## Exercise instructions:
For the data that follows, report how many lines contain the word "yang", and nothing else.

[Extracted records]
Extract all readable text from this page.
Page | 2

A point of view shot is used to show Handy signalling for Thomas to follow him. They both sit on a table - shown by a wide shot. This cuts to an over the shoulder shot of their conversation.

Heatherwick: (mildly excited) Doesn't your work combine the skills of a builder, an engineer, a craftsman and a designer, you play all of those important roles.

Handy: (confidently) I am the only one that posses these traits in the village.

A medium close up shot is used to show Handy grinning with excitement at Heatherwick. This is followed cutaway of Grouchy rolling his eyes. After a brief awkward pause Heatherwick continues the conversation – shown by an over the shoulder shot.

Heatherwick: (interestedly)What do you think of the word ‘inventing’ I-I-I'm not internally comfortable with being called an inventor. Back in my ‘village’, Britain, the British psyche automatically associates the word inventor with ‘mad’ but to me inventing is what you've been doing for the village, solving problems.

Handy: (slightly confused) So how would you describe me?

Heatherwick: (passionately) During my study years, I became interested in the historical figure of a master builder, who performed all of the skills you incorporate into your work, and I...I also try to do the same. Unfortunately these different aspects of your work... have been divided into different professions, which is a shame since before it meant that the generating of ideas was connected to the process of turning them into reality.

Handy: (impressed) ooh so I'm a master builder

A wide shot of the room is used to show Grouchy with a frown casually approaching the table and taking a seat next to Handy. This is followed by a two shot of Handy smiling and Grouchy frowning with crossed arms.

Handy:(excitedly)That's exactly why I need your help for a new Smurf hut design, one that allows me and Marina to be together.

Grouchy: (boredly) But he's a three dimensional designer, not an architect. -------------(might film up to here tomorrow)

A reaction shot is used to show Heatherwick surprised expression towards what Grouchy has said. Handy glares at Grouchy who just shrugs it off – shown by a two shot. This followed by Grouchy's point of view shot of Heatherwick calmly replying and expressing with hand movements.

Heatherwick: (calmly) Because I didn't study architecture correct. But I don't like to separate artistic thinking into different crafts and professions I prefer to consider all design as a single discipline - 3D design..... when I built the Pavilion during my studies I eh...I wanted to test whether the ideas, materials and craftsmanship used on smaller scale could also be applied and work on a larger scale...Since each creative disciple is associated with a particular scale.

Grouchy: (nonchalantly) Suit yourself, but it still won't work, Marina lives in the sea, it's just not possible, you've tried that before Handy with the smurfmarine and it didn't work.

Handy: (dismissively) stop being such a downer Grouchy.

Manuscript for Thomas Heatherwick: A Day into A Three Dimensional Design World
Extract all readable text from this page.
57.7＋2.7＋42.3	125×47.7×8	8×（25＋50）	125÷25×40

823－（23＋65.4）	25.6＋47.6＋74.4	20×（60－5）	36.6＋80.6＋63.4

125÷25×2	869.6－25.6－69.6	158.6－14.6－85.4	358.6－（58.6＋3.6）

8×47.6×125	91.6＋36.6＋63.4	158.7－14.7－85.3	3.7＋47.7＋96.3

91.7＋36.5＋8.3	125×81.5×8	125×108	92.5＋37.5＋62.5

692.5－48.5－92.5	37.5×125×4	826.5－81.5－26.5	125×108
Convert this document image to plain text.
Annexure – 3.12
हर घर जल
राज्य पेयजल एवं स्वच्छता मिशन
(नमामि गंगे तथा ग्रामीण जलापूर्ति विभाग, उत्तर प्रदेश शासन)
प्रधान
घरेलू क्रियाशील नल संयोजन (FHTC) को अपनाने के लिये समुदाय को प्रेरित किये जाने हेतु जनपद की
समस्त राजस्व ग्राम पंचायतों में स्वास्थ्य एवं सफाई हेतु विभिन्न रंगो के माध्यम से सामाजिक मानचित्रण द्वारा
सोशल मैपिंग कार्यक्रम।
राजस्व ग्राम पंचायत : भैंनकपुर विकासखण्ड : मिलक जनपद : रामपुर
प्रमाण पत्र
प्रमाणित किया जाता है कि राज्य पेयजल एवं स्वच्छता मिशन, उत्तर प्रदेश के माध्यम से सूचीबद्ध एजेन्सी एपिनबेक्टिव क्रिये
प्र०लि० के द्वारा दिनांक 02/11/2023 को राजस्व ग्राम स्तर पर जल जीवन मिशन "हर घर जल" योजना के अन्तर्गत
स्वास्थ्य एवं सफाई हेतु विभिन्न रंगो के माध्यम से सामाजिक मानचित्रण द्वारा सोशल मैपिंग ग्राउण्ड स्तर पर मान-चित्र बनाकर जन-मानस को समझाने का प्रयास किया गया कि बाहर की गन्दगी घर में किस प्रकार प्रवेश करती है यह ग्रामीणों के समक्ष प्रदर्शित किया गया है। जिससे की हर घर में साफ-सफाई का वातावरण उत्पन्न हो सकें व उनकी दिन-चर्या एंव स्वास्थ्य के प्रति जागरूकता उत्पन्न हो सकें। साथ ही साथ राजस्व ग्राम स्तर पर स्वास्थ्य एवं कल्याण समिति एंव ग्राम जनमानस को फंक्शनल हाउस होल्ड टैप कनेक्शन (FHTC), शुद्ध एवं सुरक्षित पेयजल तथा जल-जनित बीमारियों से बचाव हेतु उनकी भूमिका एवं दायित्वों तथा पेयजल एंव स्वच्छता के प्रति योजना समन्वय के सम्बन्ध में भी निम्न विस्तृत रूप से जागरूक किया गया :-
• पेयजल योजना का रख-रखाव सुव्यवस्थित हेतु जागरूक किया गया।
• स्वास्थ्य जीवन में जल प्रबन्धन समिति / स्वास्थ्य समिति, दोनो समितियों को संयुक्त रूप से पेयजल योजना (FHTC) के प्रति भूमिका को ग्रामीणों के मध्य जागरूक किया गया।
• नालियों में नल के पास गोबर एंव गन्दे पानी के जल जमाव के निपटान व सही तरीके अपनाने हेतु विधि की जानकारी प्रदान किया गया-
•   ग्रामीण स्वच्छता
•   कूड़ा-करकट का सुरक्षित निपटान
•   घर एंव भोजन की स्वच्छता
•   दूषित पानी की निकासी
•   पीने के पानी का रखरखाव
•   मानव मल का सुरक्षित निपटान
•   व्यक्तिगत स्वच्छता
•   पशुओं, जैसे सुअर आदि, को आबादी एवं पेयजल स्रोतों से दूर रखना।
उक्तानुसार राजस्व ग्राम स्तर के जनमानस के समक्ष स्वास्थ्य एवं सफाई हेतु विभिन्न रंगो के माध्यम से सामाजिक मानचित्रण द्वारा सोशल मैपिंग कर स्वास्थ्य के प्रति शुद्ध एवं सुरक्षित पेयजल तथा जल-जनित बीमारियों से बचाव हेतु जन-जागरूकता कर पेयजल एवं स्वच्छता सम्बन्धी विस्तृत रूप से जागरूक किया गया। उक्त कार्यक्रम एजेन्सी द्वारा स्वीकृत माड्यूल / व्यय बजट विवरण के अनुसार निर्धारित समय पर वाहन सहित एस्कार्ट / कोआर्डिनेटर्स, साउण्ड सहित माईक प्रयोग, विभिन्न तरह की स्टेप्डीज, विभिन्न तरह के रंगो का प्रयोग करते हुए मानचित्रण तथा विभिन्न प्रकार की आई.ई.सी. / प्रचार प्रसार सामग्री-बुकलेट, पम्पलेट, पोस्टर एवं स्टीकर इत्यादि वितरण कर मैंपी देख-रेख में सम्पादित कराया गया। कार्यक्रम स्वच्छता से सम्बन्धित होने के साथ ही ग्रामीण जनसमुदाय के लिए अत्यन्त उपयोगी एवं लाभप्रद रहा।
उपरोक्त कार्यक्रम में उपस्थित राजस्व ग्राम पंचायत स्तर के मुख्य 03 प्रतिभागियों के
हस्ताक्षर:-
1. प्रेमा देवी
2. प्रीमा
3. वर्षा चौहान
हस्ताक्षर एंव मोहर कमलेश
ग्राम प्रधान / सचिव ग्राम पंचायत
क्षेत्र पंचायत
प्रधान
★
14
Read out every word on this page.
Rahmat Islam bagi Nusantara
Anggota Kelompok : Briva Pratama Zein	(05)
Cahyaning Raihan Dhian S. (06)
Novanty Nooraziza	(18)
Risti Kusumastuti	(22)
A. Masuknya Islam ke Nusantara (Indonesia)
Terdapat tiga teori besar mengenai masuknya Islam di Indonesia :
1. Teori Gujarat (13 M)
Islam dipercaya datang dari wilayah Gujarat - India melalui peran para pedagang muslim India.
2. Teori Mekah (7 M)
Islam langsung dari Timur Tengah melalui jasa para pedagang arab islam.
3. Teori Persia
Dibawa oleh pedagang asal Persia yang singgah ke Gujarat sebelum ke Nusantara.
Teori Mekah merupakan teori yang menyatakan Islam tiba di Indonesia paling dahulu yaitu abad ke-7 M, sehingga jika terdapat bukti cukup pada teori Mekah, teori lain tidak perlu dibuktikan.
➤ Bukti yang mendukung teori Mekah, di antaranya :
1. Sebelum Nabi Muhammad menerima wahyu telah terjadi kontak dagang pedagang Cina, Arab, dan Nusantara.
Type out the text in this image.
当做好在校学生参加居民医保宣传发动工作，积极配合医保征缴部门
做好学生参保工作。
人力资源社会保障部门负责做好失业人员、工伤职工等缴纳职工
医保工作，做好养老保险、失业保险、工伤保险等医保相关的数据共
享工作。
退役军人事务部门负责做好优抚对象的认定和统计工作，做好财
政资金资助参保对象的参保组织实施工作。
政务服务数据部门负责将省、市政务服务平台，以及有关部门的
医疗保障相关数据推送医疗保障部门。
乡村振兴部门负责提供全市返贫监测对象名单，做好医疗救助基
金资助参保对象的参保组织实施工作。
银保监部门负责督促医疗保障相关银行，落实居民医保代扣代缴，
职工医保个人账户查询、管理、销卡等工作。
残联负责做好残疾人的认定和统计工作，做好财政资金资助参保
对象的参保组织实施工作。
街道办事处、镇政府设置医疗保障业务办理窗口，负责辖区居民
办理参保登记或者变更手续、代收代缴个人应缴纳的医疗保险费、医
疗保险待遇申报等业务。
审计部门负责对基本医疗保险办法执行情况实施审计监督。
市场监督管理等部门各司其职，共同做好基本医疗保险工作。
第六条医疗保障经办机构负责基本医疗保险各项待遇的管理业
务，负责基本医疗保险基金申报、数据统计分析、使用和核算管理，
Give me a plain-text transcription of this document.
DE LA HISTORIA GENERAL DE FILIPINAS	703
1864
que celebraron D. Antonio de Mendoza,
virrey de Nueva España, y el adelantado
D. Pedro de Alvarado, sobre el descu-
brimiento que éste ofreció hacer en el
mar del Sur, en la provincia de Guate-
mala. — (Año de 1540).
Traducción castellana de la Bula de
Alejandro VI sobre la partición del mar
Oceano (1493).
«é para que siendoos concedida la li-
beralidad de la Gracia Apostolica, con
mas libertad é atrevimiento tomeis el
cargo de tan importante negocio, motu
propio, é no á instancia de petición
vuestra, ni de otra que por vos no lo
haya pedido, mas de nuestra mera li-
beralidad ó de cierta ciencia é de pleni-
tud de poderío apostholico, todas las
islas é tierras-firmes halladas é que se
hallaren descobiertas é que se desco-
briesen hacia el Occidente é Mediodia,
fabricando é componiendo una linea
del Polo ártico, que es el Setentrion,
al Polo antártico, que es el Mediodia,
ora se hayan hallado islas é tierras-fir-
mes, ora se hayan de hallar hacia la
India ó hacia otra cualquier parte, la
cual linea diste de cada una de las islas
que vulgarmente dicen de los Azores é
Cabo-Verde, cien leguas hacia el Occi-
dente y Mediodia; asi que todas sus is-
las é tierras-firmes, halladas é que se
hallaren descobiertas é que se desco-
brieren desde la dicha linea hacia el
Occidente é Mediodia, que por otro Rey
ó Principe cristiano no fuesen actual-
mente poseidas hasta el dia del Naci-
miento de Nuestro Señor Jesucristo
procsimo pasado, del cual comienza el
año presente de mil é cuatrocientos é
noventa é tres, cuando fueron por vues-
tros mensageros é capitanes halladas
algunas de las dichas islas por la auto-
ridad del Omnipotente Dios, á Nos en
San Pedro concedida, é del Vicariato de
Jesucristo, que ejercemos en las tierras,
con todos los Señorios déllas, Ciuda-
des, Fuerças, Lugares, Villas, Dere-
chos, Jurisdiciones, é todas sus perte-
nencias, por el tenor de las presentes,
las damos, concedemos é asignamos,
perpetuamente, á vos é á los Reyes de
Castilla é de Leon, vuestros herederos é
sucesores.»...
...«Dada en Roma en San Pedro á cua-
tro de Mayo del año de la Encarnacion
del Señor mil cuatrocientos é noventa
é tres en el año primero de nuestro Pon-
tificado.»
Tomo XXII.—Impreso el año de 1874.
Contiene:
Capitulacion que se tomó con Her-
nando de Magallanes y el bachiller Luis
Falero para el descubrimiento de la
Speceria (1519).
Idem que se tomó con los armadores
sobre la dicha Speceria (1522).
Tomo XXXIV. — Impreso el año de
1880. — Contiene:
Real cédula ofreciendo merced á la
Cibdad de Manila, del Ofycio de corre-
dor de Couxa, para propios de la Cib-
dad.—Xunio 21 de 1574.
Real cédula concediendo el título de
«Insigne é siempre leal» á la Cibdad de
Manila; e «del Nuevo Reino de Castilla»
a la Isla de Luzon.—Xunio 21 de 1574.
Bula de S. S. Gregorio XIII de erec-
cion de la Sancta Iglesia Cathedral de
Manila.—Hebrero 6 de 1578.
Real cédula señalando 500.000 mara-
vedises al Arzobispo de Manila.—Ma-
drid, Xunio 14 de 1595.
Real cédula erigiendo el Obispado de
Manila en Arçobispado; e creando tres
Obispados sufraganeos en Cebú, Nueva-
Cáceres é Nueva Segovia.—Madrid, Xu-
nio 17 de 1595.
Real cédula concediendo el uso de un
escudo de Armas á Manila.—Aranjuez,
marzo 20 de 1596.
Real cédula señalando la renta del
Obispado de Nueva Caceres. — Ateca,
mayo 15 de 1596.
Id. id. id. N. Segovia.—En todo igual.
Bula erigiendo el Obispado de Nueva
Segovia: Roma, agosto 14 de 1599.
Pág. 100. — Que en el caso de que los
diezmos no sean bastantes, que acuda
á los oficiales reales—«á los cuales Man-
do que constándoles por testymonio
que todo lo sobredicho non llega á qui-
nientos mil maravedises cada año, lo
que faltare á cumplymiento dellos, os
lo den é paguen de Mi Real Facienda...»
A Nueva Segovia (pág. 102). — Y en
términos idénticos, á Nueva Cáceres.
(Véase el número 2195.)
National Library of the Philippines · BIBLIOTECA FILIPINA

## Exercise solution:
3